Directions for this task
Every line must be returned precisely as it is written.

Data to process

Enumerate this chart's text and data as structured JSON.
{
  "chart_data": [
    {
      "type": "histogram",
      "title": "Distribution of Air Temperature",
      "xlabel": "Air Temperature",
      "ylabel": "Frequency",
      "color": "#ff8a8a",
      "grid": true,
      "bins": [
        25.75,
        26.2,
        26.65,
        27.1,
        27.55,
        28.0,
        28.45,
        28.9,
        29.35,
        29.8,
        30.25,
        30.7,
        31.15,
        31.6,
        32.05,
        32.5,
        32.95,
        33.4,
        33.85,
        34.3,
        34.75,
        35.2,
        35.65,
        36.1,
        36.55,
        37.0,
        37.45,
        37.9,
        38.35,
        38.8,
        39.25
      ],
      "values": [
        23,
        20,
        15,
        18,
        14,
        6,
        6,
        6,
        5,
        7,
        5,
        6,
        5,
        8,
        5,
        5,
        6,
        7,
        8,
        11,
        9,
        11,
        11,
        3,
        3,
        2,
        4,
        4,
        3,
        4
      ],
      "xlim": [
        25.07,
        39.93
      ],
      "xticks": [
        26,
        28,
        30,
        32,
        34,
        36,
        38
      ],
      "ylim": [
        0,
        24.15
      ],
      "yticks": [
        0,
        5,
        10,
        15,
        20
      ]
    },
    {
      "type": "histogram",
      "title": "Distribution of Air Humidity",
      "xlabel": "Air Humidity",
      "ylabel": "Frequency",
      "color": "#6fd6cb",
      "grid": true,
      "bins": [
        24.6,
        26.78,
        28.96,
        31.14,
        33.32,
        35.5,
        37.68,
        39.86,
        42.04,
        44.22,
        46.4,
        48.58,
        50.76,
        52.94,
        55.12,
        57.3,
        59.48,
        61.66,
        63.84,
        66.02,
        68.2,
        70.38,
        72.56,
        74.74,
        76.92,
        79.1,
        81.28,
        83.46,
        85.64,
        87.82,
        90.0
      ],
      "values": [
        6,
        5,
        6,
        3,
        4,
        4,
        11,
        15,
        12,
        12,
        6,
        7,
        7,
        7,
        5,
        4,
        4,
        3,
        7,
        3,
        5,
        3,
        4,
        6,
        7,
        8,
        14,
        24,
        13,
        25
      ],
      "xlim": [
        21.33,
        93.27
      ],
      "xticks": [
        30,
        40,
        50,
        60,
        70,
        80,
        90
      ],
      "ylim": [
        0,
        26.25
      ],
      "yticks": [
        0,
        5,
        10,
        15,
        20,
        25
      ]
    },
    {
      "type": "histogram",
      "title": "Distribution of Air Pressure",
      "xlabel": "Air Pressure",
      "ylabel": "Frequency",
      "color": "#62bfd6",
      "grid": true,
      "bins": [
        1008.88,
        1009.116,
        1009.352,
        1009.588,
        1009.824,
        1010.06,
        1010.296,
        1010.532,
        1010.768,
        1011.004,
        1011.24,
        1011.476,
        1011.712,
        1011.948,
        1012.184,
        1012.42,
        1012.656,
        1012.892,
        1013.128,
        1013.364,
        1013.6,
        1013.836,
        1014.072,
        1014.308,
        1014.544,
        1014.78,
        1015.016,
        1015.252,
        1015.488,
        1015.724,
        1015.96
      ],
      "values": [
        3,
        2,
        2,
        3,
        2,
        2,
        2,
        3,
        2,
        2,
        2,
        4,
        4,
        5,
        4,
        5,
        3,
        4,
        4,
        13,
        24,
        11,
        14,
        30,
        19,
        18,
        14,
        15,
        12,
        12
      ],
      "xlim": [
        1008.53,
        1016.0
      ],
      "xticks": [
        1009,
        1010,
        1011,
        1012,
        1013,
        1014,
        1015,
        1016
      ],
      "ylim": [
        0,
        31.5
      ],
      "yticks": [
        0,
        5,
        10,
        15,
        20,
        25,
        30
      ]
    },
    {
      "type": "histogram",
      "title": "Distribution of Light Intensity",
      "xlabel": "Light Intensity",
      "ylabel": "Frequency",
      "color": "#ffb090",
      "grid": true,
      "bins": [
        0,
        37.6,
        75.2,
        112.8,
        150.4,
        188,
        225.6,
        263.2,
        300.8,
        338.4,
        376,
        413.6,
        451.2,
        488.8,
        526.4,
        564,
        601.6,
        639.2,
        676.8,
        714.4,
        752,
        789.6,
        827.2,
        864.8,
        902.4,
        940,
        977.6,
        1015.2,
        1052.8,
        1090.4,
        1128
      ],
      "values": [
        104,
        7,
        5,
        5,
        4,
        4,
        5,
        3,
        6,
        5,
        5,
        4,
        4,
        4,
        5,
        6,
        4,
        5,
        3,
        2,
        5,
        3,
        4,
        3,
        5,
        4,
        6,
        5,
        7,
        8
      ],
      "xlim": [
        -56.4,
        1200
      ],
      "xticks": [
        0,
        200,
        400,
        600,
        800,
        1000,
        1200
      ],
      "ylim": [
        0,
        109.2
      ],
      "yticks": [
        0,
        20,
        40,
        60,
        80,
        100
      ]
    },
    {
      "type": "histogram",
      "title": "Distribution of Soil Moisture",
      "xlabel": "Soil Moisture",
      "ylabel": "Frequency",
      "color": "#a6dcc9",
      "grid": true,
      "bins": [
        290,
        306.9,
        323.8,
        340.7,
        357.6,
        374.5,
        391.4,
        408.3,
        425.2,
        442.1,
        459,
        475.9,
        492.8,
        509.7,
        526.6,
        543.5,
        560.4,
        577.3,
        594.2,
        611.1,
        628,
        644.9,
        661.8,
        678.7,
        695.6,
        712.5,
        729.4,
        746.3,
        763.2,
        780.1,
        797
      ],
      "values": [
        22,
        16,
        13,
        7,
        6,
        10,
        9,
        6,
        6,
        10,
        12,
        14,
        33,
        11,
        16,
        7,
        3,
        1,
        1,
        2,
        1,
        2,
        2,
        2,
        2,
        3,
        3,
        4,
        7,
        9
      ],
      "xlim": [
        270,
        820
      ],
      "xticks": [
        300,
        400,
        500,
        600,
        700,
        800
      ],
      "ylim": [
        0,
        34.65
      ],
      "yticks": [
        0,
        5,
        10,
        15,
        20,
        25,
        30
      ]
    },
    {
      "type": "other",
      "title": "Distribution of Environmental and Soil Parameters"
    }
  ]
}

Task response
Enumerate this chart's text and data as structured JSON.
{
  "chart_data": [
    {
      "type": "histogram",
      "title": "Distribution of Air Temperature",
      "xlabel": "Air Temperature",
      "ylabel": "Frequency",
      "color": "#ff8a8a",
      "grid": true,
      "bins": [
        25.75,
        26.2,
        26.65,
        27.1,
        27.55,
        28.0,
        28.45,
        28.9,
        29.35,
        29.8,
        30.25,
        30.7,
        31.15,
        31.6,
        32.05,
        32.5,
        32.95,
        33.4,
        33.85,
        34.3,
        34.75,
        35.2,
        35.65,
        36.1,
        36.55,
        37.0,
        37.45,
        37.9,
        38.35,
        38.8,
        39.25
      ],
      "values": [
        23,
        20,
        15,
        18,
        14,
        6,
        6,
        6,
        5,
        7,
        5,
        6,
        5,
        8,
        5,
        5,
        6,
        7,
        8,
        11,
        9,
        11,
        11,
        3,
        3,
        2,
        4,
        4,
        3,
        4
      ],
      "xlim": [
        25.07,
        39.93
      ],
      "xticks": [
        26,
        28,
        30,
        32,
        34,
        36,
        38
      ],
      "ylim": [
        0,
        24.15
      ],
      "yticks": [
        0,
        5,
        10,
        15,
        20
      ]
    },
    {
      "type": "histogram",
      "title": "Distribution of Air Humidity",
      "xlabel": "Air Humidity",
      "ylabel": "Frequency",
      "color": "#6fd6cb",
      "grid": true,
      "bins": [
        24.6,
        26.78,
        28.96,
        31.14,
        33.32,
        35.5,
        37.68,
        39.86,
        42.04,
        44.22,
        46.4,
        48.58,
        50.76,
        52.94,
        55.12,
        57.3,
        59.48,
        61.66,
        63.84,
        66.02,
        68.2,
        70.38,
        72.56,
        74.74,
        76.92,
        79.1,
        81.28,
        83.46,
        85.64,
        87.82,
        90.0
      ],
      "values": [
        6,
        5,
        6,
        3,
        4,
        4,
        11,
        15,
        12,
        12,
        6,
        7,
        7,
        7,
        5,
        4,
        4,
        3,
        7,
        3,
        5,
        3,
        4,
        6,
        7,
        8,
        14,
        24,
        13,
        25
      ],
      "xlim": [
        21.33,
        93.27
      ],
      "xticks": [
        30,
        40,
        50,
        60,
        70,
        80,
        90
      ],
      "ylim": [
        0,
        26.25
      ],
      "yticks": [
        0,
        5,
        10,
        15,
        20,
        25
      ]
    },
    {
      "type": "histogram",
      "title": "Distribution of Air Pressure",
      "xlabel": "Air Pressure",
      "ylabel": "Frequency",
      "color": "#62bfd6",
      "grid": true,
      "bins": [
        1008.88,
        1009.116,
        1009.352,
        1009.588,
        1009.824,
        1010.06,
        1010.296,
        1010.532,
        1010.768,
        1011.004,
        1011.24,
        1011.476,
        1011.712,
        1011.948,
        1012.184,
        1012.42,
        1012.656,
        1012.892,
        1013.128,
        1013.364,
        1013.6,
        1013.836,
        1014.072,
        1014.308,
        1014.544,
        1014.78,
        1015.016,
        1015.252,
        1015.488,
        1015.724,
        1015.96
      ],
      "values": [
        3,
        2,
        2,
        3,
        2,
        2,
        2,
        3,
        2,
        2,
        2,
        4,
        4,
        5,
        4,
        5,
        3,
        4,
        4,
        13,
        24,
        11,
        14,
        30,
        19,
        18,
        14,
        15,
        12,
        12
      ],
      "xlim": [
        1008.53,
        1016.0
      ],
      "xticks": [
        1009,
        1010,
        1011,
        1012,
        1013,
        1014,
        1015,
        1016
      ],
      "ylim": [
        0,
        31.5
      ],
      "yticks": [
        0,
        5,
        10,
        15,
        20,
        25,
        30
      ]
    },
    {
      "type": "histogram",
      "title": "Distribution of Light Intensity",
      "xlabel": "Light Intensity",
      "ylabel": "Frequency",
      "color": "#ffb090",
      "grid": true,
      "bins": [
        0,
        37.6,
        75.2,
        112.8,
        150.4,
        188,
        225.6,
        263.2,
        300.8,
        338.4,
        376,
        413.6,
        451.2,
        488.8,
        526.4,
        564,
        601.6,
        639.2,
        676.8,
        714.4,
        752,
        789.6,
        827.2,
        864.8,
        902.4,
        940,
        977.6,
        1015.2,
        1052.8,
        1090.4,
        1128
      ],
      "values": [
        104,
        7,
        5,
        5,
        4,
        4,
        5,
        3,
        6,
        5,
        5,
        4,
        4,
        4,
        5,
        6,
        4,
        5,
        3,
        2,
        5,
        3,
        4,
        3,
        5,
        4,
        6,
        5,
        7,
        8
      ],
      "xlim": [
        -56.4,
        1200
      ],
      "xticks": [
        0,
        200,
        400,
        600,
        800,
        1000,
        1200
      ],
      "ylim": [
        0,
        109.2
      ],
      "yticks": [
        0,
        20,
        40,
        60,
        80,
        100
      ]
    },
    {
      "type": "histogram",
      "title": "Distribution of Soil Moisture",
      "xlabel": "Soil Moisture",
      "ylabel": "Frequency",
      "color": "#a6dcc9",
      "grid": true,
      "bins": [
        290,
        306.9,
        323.8,
        340.7,
        357.6,
        374.5,
        391.4,
        408.3,
        425.2,
        442.1,
        459,
        475.9,
        492.8,
        509.7,
        526.6,
        543.5,
        560.4,
        577.3,
        594.2,
        611.1,
        628,
        644.9,
        661.8,
        678.7,
        695.6,
        712.5,
        729.4,
        746.3,
        763.2,
        780.1,
        797
      ],
      "values": [
        22,
        16,
        13,
        7,
        6,
        10,
        9,
        6,
        6,
        10,
        12,
        14,
        33,
        11,
        16,
        7,
        3,
        1,
        1,
        2,
        1,
        2,
        2,
        2,
        2,
        3,
        3,
        4,
        7,
        9
      ],
      "xlim": [
        270,
        820
      ],
      "xticks": [
        300,
        400,
        500,
        600,
        700,
        800
      ],
      "ylim": [
        0,
        34.65
      ],
      "yticks": [
        0,
        5,
        10,
        15,
        20,
        25,
        30
      ]
    },
    {
      "type": "other",
      "title": "Distribution of Environmental and Soil Parameters"
    }
  ]
}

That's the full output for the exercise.